What you are asked to do: Return all lines that include the string "screenshot".

Start of Items

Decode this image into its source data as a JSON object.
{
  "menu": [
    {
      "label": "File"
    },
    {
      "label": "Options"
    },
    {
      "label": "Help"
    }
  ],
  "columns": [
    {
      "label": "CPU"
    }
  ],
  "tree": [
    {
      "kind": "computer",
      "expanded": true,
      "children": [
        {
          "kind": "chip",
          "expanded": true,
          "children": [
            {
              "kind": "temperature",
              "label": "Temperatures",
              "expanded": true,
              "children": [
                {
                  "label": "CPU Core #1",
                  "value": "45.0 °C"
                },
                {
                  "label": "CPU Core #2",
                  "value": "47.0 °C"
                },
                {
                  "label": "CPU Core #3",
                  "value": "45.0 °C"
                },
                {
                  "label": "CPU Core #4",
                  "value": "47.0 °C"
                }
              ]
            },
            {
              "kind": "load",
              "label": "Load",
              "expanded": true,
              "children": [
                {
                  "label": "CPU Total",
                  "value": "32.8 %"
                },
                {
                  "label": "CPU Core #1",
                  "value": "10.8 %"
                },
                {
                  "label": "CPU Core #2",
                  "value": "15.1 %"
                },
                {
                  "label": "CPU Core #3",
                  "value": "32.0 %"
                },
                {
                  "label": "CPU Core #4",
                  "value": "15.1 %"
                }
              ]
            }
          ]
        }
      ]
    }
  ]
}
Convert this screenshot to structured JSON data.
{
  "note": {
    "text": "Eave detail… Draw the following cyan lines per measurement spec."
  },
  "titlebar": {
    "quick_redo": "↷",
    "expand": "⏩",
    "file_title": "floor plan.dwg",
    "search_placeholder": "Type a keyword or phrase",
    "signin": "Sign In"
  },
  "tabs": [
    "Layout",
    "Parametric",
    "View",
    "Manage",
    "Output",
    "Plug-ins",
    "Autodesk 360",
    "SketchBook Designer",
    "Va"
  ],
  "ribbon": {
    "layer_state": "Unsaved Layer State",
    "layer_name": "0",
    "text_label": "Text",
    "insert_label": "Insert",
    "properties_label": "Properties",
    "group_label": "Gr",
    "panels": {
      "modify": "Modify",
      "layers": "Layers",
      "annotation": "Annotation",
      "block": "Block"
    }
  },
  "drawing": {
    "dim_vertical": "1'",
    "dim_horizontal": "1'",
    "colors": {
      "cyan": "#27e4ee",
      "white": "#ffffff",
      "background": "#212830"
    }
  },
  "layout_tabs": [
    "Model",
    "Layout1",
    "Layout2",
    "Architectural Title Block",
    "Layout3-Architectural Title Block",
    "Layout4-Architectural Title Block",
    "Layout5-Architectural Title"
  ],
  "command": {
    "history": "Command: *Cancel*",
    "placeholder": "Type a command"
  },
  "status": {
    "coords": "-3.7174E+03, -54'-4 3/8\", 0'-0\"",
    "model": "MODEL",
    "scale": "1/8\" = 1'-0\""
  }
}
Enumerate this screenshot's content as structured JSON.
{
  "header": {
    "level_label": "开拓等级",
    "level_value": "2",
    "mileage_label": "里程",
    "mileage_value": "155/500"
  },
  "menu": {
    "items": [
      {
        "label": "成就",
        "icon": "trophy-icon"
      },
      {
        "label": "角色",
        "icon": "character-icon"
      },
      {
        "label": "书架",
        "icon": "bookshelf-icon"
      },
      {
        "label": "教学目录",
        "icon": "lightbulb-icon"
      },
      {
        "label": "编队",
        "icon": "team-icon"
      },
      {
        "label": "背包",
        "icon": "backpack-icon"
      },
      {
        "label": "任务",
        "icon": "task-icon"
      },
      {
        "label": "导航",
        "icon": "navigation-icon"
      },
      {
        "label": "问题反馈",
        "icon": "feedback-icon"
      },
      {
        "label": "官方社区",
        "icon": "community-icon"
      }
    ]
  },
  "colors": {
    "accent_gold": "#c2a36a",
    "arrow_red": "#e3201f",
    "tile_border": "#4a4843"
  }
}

End of Items

Worked solution:
Convert this screenshot to structured JSON data.
Enumerate this screenshot's content as structured JSON.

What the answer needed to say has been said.